**EXERCISE REQUIREMENTS**
Each record below must be returned exactly as shown.

----------

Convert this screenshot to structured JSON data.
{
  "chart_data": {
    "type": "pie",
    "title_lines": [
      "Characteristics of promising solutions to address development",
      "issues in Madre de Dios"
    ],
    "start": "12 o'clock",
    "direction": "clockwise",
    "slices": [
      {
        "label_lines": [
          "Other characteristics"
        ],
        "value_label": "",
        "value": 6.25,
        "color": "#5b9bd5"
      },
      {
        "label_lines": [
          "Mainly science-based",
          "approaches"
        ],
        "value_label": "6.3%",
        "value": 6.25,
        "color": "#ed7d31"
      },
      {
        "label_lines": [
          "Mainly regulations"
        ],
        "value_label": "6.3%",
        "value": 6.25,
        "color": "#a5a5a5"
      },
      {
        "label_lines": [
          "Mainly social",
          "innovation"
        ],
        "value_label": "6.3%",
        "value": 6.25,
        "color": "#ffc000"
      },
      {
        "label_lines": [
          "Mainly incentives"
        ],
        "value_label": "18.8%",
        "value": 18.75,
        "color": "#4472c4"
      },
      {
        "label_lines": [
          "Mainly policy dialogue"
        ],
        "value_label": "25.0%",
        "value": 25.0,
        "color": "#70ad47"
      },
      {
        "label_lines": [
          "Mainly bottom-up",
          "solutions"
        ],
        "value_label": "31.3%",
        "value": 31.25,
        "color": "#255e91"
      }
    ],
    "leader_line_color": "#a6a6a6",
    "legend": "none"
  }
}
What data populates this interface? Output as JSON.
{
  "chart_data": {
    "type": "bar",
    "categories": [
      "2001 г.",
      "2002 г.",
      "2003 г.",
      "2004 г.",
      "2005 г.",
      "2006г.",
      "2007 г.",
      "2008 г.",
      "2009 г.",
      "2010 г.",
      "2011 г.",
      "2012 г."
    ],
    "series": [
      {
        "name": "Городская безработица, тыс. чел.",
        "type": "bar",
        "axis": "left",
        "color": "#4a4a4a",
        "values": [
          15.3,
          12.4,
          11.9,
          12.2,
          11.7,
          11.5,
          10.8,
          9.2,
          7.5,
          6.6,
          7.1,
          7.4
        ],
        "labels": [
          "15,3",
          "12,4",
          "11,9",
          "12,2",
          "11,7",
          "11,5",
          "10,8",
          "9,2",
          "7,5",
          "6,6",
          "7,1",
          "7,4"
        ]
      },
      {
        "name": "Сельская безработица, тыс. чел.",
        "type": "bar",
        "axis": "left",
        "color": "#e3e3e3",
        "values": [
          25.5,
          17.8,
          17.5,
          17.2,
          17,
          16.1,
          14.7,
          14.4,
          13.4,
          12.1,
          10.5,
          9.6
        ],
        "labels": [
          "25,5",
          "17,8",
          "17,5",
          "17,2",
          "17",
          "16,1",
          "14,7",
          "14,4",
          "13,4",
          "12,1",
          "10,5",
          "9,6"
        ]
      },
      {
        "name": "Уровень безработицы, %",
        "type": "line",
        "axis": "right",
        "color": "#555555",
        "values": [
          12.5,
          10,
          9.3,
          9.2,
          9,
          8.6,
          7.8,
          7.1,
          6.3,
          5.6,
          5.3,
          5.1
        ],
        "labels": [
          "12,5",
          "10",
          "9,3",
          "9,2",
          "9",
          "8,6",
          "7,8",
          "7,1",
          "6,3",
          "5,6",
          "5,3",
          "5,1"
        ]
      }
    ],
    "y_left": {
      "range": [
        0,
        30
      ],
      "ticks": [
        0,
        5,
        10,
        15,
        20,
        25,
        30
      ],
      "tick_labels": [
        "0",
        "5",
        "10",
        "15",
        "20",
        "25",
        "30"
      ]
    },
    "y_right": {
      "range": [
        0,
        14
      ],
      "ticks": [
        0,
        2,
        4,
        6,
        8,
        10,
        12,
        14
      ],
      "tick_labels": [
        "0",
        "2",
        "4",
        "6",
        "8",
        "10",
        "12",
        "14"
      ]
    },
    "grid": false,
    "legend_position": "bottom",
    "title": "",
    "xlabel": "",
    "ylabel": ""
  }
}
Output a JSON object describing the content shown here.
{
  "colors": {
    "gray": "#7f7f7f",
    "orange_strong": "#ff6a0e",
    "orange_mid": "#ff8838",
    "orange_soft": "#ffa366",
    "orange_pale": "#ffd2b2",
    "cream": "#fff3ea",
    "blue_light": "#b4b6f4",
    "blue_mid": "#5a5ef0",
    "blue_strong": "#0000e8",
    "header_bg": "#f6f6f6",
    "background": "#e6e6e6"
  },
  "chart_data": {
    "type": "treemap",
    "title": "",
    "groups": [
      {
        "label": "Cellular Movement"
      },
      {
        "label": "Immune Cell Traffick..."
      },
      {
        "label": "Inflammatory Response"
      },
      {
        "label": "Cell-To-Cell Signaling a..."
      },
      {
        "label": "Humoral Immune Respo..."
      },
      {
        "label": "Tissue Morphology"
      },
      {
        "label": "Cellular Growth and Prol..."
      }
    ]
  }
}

----------

**SOLUTION**
Convert this screenshot to structured JSON data.
{
  "chart_data": {
    "type": "pie",
    "title_lines": [
      "Characteristics of promising solutions to address development",
      "issues in Madre de Dios"
    ],
    "start": "12 o'clock",
    "direction": "clockwise",
    "slices": [
      {
        "label_lines": [
          "Other characteristics"
        ],
        "value_label": "",
        "value": 6.25,
        "color": "#5b9bd5"
      },
      {
        "label_lines": [
          "Mainly science-based",
          "approaches"
        ],
        "value_label": "6.3%",
        "value": 6.25,
        "color": "#ed7d31"
      },
      {
        "label_lines": [
          "Mainly regulations"
        ],
        "value_label": "6.3%",
        "value": 6.25,
        "color": "#a5a5a5"
      },
      {
        "label_lines": [
          "Mainly social",
          "innovation"
        ],
        "value_label": "6.3%",
        "value": 6.25,
        "color": "#ffc000"
      },
      {
        "label_lines": [
          "Mainly incentives"
        ],
        "value_label": "18.8%",
        "value": 18.75,
        "color": "#4472c4"
      },
      {
        "label_lines": [
          "Mainly policy dialogue"
        ],
        "value_label": "25.0%",
        "value": 25.0,
        "color": "#70ad47"
      },
      {
        "label_lines": [
          "Mainly bottom-up",
          "solutions"
        ],
        "value_label": "31.3%",
        "value": 31.25,
        "color": "#255e91"
      }
    ],
    "leader_line_color": "#a6a6a6",
    "legend": "none"
  }
}
What data populates this interface? Output as JSON.
{
  "chart_data": {
    "type": "bar",
    "categories": [
      "2001 г.",
      "2002 г.",
      "2003 г.",
      "2004 г.",
      "2005 г.",
      "2006г.",
      "2007 г.",
      "2008 г.",
      "2009 г.",
      "2010 г.",
      "2011 г.",
      "2012 г."
    ],
    "series": [
      {
        "name": "Городская безработица, тыс. чел.",
        "type": "bar",
        "axis": "left",
        "color": "#4a4a4a",
        "values": [
          15.3,
          12.4,
          11.9,
          12.2,
          11.7,
          11.5,
          10.8,
          9.2,
          7.5,
          6.6,
          7.1,
          7.4
        ],
        "labels": [
          "15,3",
          "12,4",
          "11,9",
          "12,2",
          "11,7",
          "11,5",
          "10,8",
          "9,2",
          "7,5",
          "6,6",
          "7,1",
          "7,4"
        ]
      },
      {
        "name": "Сельская безработица, тыс. чел.",
        "type": "bar",
        "axis": "left",
        "color": "#e3e3e3",
        "values": [
          25.5,
          17.8,
          17.5,
          17.2,
          17,
          16.1,
          14.7,
          14.4,
          13.4,
          12.1,
          10.5,
          9.6
        ],
        "labels": [
          "25,5",
          "17,8",
          "17,5",
          "17,2",
          "17",
          "16,1",
          "14,7",
          "14,4",
          "13,4",
          "12,1",
          "10,5",
          "9,6"
        ]
      },
      {
        "name": "Уровень безработицы, %",
        "type": "line",
        "axis": "right",
        "color": "#555555",
        "values": [
          12.5,
          10,
          9.3,
          9.2,
          9,
          8.6,
          7.8,
          7.1,
          6.3,
          5.6,
          5.3,
          5.1
        ],
        "labels": [
          "12,5",
          "10",
          "9,3",
          "9,2",
          "9",
          "8,6",
          "7,8",
          "7,1",
          "6,3",
          "5,6",
          "5,3",
          "5,1"
        ]
      }
    ],
    "y_left": {
      "range": [
        0,
        30
      ],
      "ticks": [
        0,
        5,
        10,
        15,
        20,
        25,
        30
      ],
      "tick_labels": [
        "0",
        "5",
        "10",
        "15",
        "20",
        "25",
        "30"
      ]
    },
    "y_right": {
      "range": [
        0,
        14
      ],
      "ticks": [
        0,
        2,
        4,
        6,
        8,
        10,
        12,
        14
      ],
      "tick_labels": [
        "0",
        "2",
        "4",
        "6",
        "8",
        "10",
        "12",
        "14"
      ]
    },
    "grid": false,
    "legend_position": "bottom",
    "title": "",
    "xlabel": "",
    "ylabel": ""
  }
}
Output a JSON object describing the content shown here.
{
  "colors": {
    "gray": "#7f7f7f",
    "orange_strong": "#ff6a0e",
    "orange_mid": "#ff8838",
    "orange_soft": "#ffa366",
    "orange_pale": "#ffd2b2",
    "cream": "#fff3ea",
    "blue_light": "#b4b6f4",
    "blue_mid": "#5a5ef0",
    "blue_strong": "#0000e8",
    "header_bg": "#f6f6f6",
    "background": "#e6e6e6"
  },
  "chart_data": {
    "type": "treemap",
    "title": "",
    "groups": [
      {
        "label": "Cellular Movement"
      },
      {
        "label": "Immune Cell Traffick..."
      },
      {
        "label": "Inflammatory Response"
      },
      {
        "label": "Cell-To-Cell Signaling a..."
      },
      {
        "label": "Humoral Immune Respo..."
      },
      {
        "label": "Tissue Morphology"
      },
      {
        "label": "Cellular Growth and Prol..."
      }
    ]
  }
}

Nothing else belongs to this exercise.